The problem - Return every record exactly as written.

═══ Record excerpts ═══

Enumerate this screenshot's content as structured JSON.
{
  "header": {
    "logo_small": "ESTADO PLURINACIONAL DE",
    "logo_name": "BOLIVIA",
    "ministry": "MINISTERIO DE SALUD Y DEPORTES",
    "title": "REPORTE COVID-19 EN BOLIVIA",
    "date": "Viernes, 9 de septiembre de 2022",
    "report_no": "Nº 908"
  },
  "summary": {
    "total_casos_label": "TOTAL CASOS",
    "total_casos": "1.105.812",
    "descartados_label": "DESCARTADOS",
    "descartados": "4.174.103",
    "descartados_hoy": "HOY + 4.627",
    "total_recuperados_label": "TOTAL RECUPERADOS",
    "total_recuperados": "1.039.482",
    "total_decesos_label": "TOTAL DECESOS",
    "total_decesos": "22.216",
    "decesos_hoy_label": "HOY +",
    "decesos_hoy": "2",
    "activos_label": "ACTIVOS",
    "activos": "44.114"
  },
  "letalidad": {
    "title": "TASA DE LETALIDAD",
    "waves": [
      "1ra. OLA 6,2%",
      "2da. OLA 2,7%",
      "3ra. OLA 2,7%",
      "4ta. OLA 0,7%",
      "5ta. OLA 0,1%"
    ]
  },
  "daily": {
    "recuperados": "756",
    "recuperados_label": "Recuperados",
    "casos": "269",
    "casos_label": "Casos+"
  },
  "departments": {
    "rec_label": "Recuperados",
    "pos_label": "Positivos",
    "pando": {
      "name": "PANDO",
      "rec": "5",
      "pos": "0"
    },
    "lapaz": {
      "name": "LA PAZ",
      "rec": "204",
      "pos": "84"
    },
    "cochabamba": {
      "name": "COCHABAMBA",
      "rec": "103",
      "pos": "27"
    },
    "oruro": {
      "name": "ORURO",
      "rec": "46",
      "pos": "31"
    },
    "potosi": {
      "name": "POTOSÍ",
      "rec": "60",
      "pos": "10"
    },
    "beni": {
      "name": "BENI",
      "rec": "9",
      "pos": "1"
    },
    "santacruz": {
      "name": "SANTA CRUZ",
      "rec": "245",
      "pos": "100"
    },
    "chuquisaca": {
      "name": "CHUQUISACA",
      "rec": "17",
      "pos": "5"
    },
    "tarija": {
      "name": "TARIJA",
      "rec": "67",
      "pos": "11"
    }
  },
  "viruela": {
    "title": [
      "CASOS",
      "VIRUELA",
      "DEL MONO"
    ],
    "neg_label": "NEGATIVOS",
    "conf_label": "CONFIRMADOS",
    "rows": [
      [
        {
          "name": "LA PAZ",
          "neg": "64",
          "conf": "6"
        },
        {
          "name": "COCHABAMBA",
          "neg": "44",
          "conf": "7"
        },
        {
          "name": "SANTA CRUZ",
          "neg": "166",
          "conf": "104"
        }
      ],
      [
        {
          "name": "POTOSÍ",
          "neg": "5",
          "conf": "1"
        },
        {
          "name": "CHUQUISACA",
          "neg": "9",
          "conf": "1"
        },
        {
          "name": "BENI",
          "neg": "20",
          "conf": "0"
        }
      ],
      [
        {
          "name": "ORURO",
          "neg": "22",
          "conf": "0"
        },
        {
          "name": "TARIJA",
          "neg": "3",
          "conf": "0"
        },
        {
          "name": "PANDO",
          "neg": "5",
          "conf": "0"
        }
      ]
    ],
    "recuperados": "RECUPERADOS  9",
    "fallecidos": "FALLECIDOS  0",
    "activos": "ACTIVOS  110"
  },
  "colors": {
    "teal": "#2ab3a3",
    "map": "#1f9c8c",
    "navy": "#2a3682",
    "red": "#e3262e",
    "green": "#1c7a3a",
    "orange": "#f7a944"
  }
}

═══

Output for this task -
Enumerate this screenshot's content as structured JSON.
{
  "header": {
    "logo_small": "ESTADO PLURINACIONAL DE",
    "logo_name": "BOLIVIA",
    "ministry": "MINISTERIO DE SALUD Y DEPORTES",
    "title": "REPORTE COVID-19 EN BOLIVIA",
    "date": "Viernes, 9 de septiembre de 2022",
    "report_no": "Nº 908"
  },
  "summary": {
    "total_casos_label": "TOTAL CASOS",
    "total_casos": "1.105.812",
    "descartados_label": "DESCARTADOS",
    "descartados": "4.174.103",
    "descartados_hoy": "HOY + 4.627",
    "total_recuperados_label": "TOTAL RECUPERADOS",
    "total_recuperados": "1.039.482",
    "total_decesos_label": "TOTAL DECESOS",
    "total_decesos": "22.216",
    "decesos_hoy_label": "HOY +",
    "decesos_hoy": "2",
    "activos_label": "ACTIVOS",
    "activos": "44.114"
  },
  "letalidad": {
    "title": "TASA DE LETALIDAD",
    "waves": [
      "1ra. OLA 6,2%",
      "2da. OLA 2,7%",
      "3ra. OLA 2,7%",
      "4ta. OLA 0,7%",
      "5ta. OLA 0,1%"
    ]
  },
  "daily": {
    "recuperados": "756",
    "recuperados_label": "Recuperados",
    "casos": "269",
    "casos_label": "Casos+"
  },
  "departments": {
    "rec_label": "Recuperados",
    "pos_label": "Positivos",
    "pando": {
      "name": "PANDO",
      "rec": "5",
      "pos": "0"
    },
    "lapaz": {
      "name": "LA PAZ",
      "rec": "204",
      "pos": "84"
    },
    "cochabamba": {
      "name": "COCHABAMBA",
      "rec": "103",
      "pos": "27"
    },
    "oruro": {
      "name": "ORURO",
      "rec": "46",
      "pos": "31"
    },
    "potosi": {
      "name": "POTOSÍ",
      "rec": "60",
      "pos": "10"
    },
    "beni": {
      "name": "BENI",
      "rec": "9",
      "pos": "1"
    },
    "santacruz": {
      "name": "SANTA CRUZ",
      "rec": "245",
      "pos": "100"
    },
    "chuquisaca": {
      "name": "CHUQUISACA",
      "rec": "17",
      "pos": "5"
    },
    "tarija": {
      "name": "TARIJA",
      "rec": "67",
      "pos": "11"
    }
  },
  "viruela": {
    "title": [
      "CASOS",
      "VIRUELA",
      "DEL MONO"
    ],
    "neg_label": "NEGATIVOS",
    "conf_label": "CONFIRMADOS",
    "rows": [
      [
        {
          "name": "LA PAZ",
          "neg": "64",
          "conf": "6"
        },
        {
          "name": "COCHABAMBA",
          "neg": "44",
          "conf": "7"
        },
        {
          "name": "SANTA CRUZ",
          "neg": "166",
          "conf": "104"
        }
      ],
      [
        {
          "name": "POTOSÍ",
          "neg": "5",
          "conf": "1"
        },
        {
          "name": "CHUQUISACA",
          "neg": "9",
          "conf": "1"
        },
        {
          "name": "BENI",
          "neg": "20",
          "conf": "0"
        }
      ],
      [
        {
          "name": "ORURO",
          "neg": "22",
          "conf": "0"
        },
        {
          "name": "TARIJA",
          "neg": "3",
          "conf": "0"
        },
        {
          "name": "PANDO",
          "neg": "5",
          "conf": "0"
        }
      ]
    ],
    "recuperados": "RECUPERADOS  9",
    "fallecidos": "FALLECIDOS  0",
    "activos": "ACTIVOS  110"
  },
  "colors": {
    "teal": "#2ab3a3",
    "map": "#1f9c8c",
    "navy": "#2a3682",
    "red": "#e3262e",
    "green": "#1c7a3a",
    "orange": "#f7a944"
  }
}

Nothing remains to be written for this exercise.